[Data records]
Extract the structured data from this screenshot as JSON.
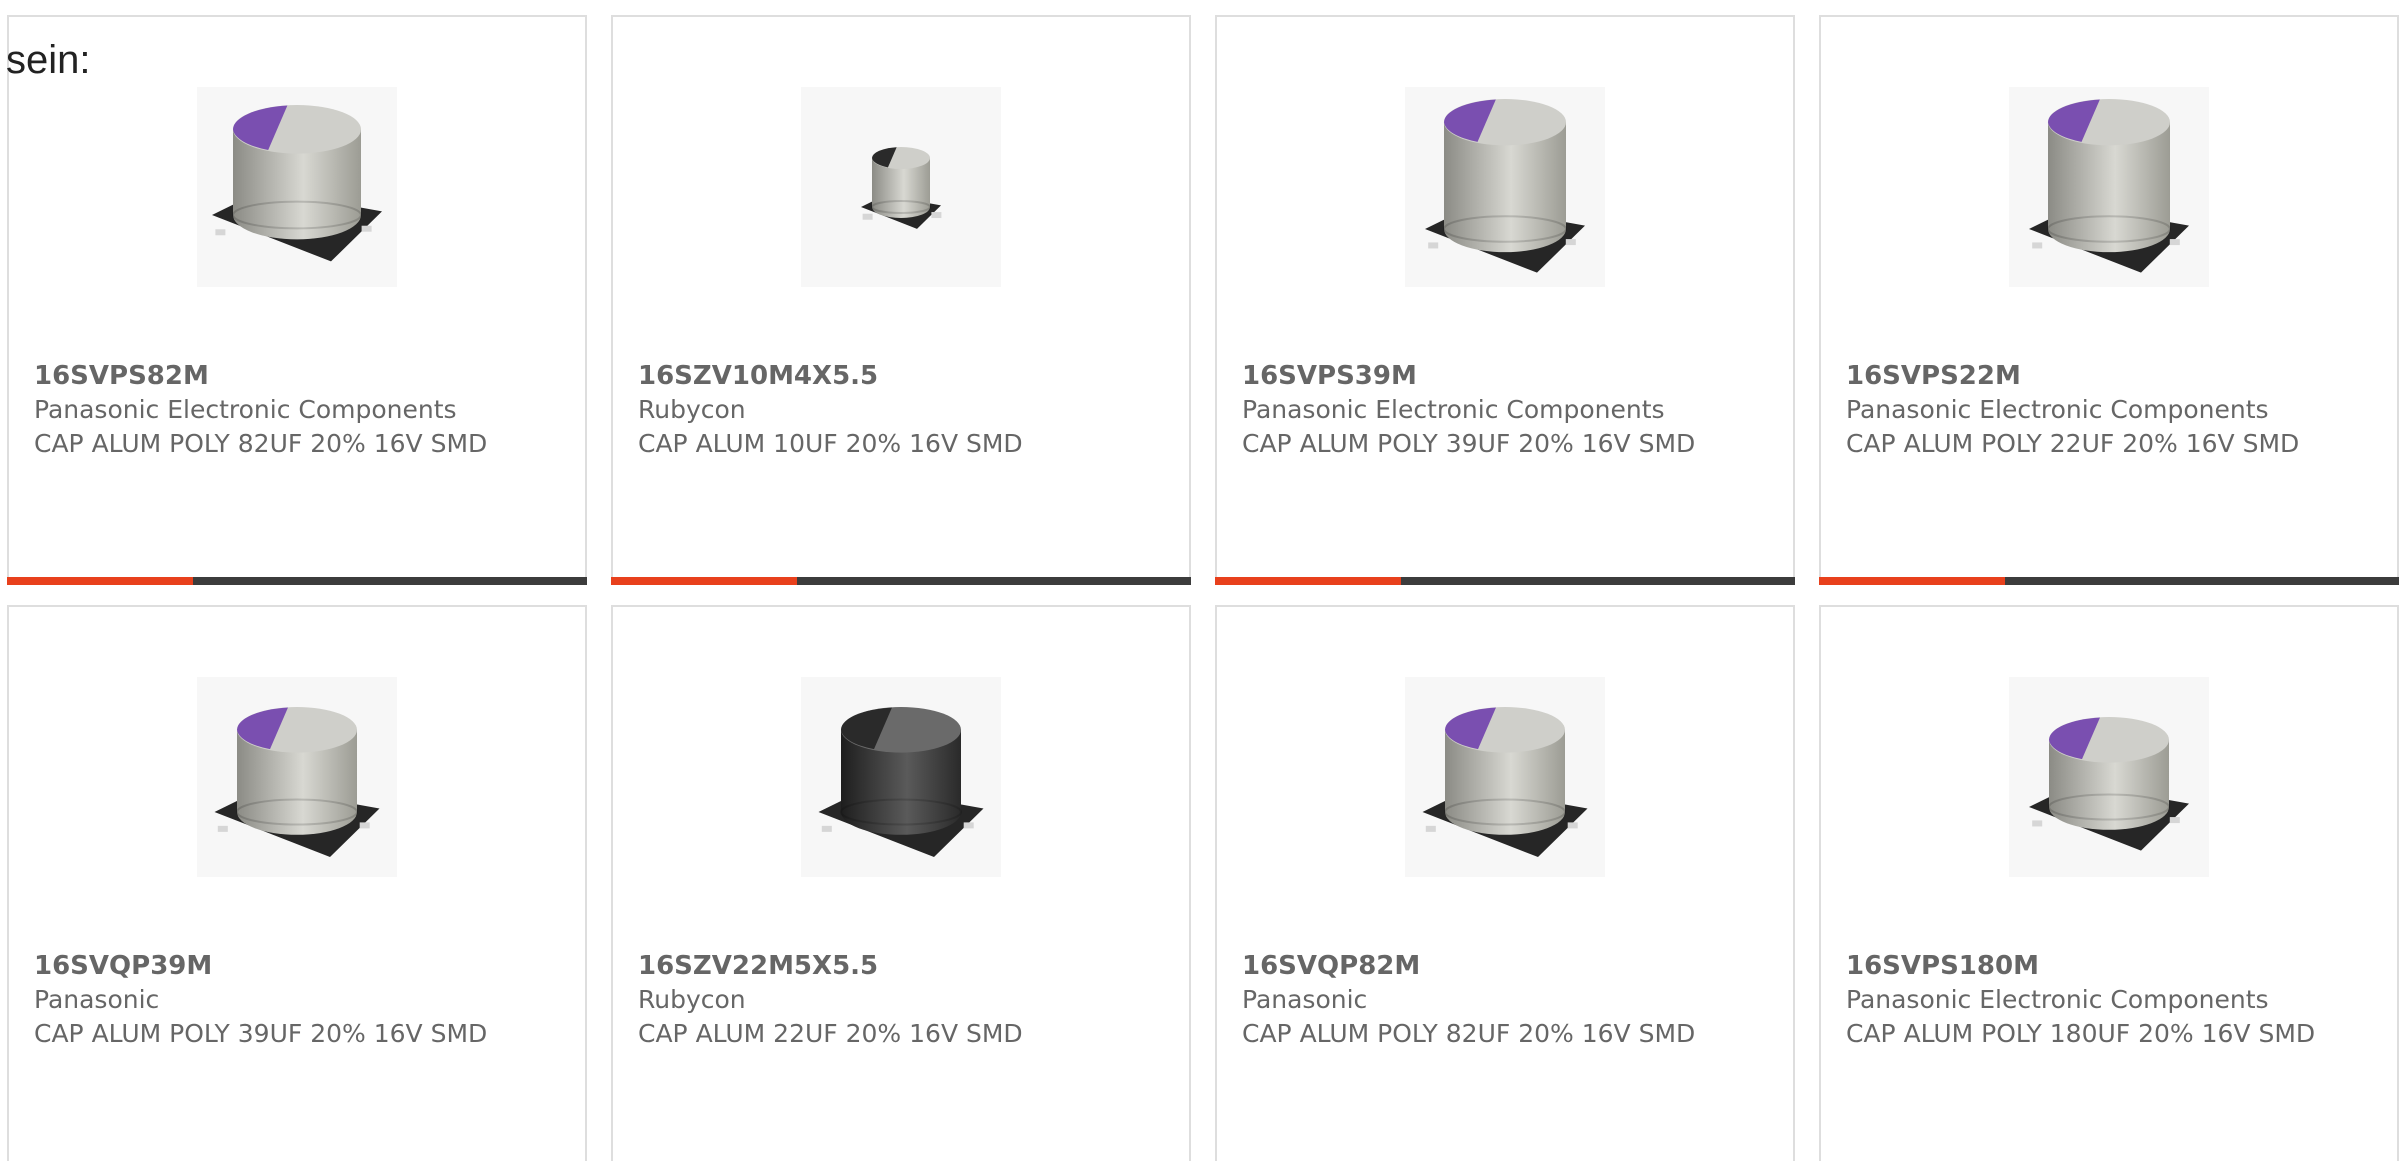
{
  "intro_text": "sein:",
  "colors": {
    "card_border": "#dedede",
    "text_gray": "#666666",
    "bar_dark": "#3c3c3c",
    "bar_accent": "#e8401c",
    "poly_stripe": "#7a4fb0"
  },
  "products": [
    {
      "part": "16SVPS82M",
      "maker": "Panasonic Electronic Components",
      "description": "CAP ALUM POLY 82UF 20% 16V SMD",
      "image": "polymer-capacitor-purple-stripe-icon",
      "size": "large",
      "progress": 0.32
    },
    {
      "part": "16SZV10M4X5.5",
      "maker": "Rubycon",
      "description": "CAP ALUM 10UF 20% 16V SMD",
      "image": "aluminum-capacitor-black-stripe-icon",
      "size": "small",
      "progress": 0.32
    },
    {
      "part": "16SVPS39M",
      "maker": "Panasonic Electronic Components",
      "description": "CAP ALUM POLY 39UF 20% 16V SMD",
      "image": "polymer-capacitor-purple-stripe-icon",
      "size": "tall",
      "progress": 0.32
    },
    {
      "part": "16SVPS22M",
      "maker": "Panasonic Electronic Components",
      "description": "CAP ALUM POLY 22UF 20% 16V SMD",
      "image": "polymer-capacitor-purple-stripe-icon",
      "size": "tall",
      "progress": 0.32
    },
    {
      "part": "16SVQP39M",
      "maker": "Panasonic",
      "description": "CAP ALUM POLY 39UF 20% 16V SMD",
      "image": "polymer-capacitor-purple-stripe-icon",
      "size": "medium",
      "progress": null
    },
    {
      "part": "16SZV22M5X5.5",
      "maker": "Rubycon",
      "description": "CAP ALUM 22UF 20% 16V SMD",
      "image": "aluminum-capacitor-dark-icon",
      "size": "medium",
      "progress": null
    },
    {
      "part": "16SVQP82M",
      "maker": "Panasonic",
      "description": "CAP ALUM POLY 82UF 20% 16V SMD",
      "image": "polymer-capacitor-purple-stripe-icon",
      "size": "medium",
      "progress": null
    },
    {
      "part": "16SVPS180M",
      "maker": "Panasonic Electronic Components",
      "description": "CAP ALUM POLY 180UF 20% 16V SMD",
      "image": "polymer-capacitor-purple-stripe-icon",
      "size": "flat",
      "progress": null
    }
  ]
}
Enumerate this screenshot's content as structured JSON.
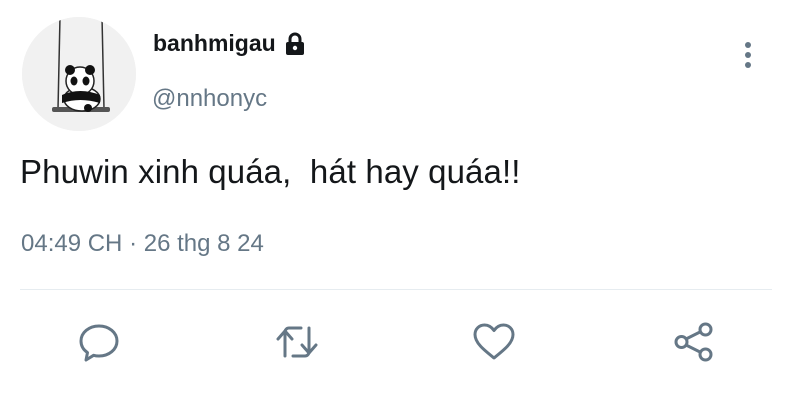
{
  "tweet": {
    "display_name": "banhmigau",
    "handle": "@nnhonyc",
    "text": "Phuwin xinh quáa,  hát hay quáa!!",
    "time": "04:49 CH",
    "separator": "·",
    "date": "26 thg 8 24"
  },
  "icons": {
    "avatar": "avatar-image",
    "lock": "lock-icon",
    "more": "more-vertical-icon",
    "reply": "reply-icon",
    "retweet": "retweet-icon",
    "like": "heart-icon",
    "share": "share-icon"
  },
  "colors": {
    "text": "#14171a",
    "secondary": "#657786",
    "icon": "#657786",
    "divider": "#e6ecf0"
  }
}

▸ **Task brief**
Working from the material above, transcribe it exactly while omitting pictures.

▸ **Exercise answer**
Extract the structured data from this screenshot as JSON.
{
  "intro_text": "sein:",
  "colors": {
    "card_border": "#dedede",
    "text_gray": "#666666",
    "bar_dark": "#3c3c3c",
    "bar_accent": "#e8401c",
    "poly_stripe": "#7a4fb0"
  },
  "products": [
    {
      "part": "16SVPS82M",
      "maker": "Panasonic Electronic Components",
      "description": "CAP ALUM POLY 82UF 20% 16V SMD",
      "image": "polymer-capacitor-purple-stripe-icon",
      "size": "large",
      "progress": 0.32
    },
    {
      "part": "16SZV10M4X5.5",
      "maker": "Rubycon",
      "description": "CAP ALUM 10UF 20% 16V SMD",
      "image": "aluminum-capacitor-black-stripe-icon",
      "size": "small",
      "progress": 0.32
    },
    {
      "part": "16SVPS39M",
      "maker": "Panasonic Electronic Components",
      "description": "CAP ALUM POLY 39UF 20% 16V SMD",
      "image": "polymer-capacitor-purple-stripe-icon",
      "size": "tall",
      "progress": 0.32
    },
    {
      "part": "16SVPS22M",
      "maker": "Panasonic Electronic Components",
      "description": "CAP ALUM POLY 22UF 20% 16V SMD",
      "image": "polymer-capacitor-purple-stripe-icon",
      "size": "tall",
      "progress": 0.32
    },
    {
      "part": "16SVQP39M",
      "maker": "Panasonic",
      "description": "CAP ALUM POLY 39UF 20% 16V SMD",
      "image": "polymer-capacitor-purple-stripe-icon",
      "size": "medium",
      "progress": null
    },
    {
      "part": "16SZV22M5X5.5",
      "maker": "Rubycon",
      "description": "CAP ALUM 22UF 20% 16V SMD",
      "image": "aluminum-capacitor-dark-icon",
      "size": "medium",
      "progress": null
    },
    {
      "part": "16SVQP82M",
      "maker": "Panasonic",
      "description": "CAP ALUM POLY 82UF 20% 16V SMD",
      "image": "polymer-capacitor-purple-stripe-icon",
      "size": "medium",
      "progress": null
    },
    {
      "part": "16SVPS180M",
      "maker": "Panasonic Electronic Components",
      "description": "CAP ALUM POLY 180UF 20% 16V SMD",
      "image": "polymer-capacitor-purple-stripe-icon",
      "size": "flat",
      "progress": null
    }
  ]
}
Enumerate this screenshot's content as structured JSON.
{
  "tweet": {
    "display_name": "banhmigau",
    "handle": "@nnhonyc",
    "text": "Phuwin xinh quáa,  hát hay quáa!!",
    "time": "04:49 CH",
    "separator": "·",
    "date": "26 thg 8 24"
  },
  "icons": {
    "avatar": "avatar-image",
    "lock": "lock-icon",
    "more": "more-vertical-icon",
    "reply": "reply-icon",
    "retweet": "retweet-icon",
    "like": "heart-icon",
    "share": "share-icon"
  },
  "colors": {
    "text": "#14171a",
    "secondary": "#657786",
    "icon": "#657786",
    "divider": "#e6ecf0"
  }
}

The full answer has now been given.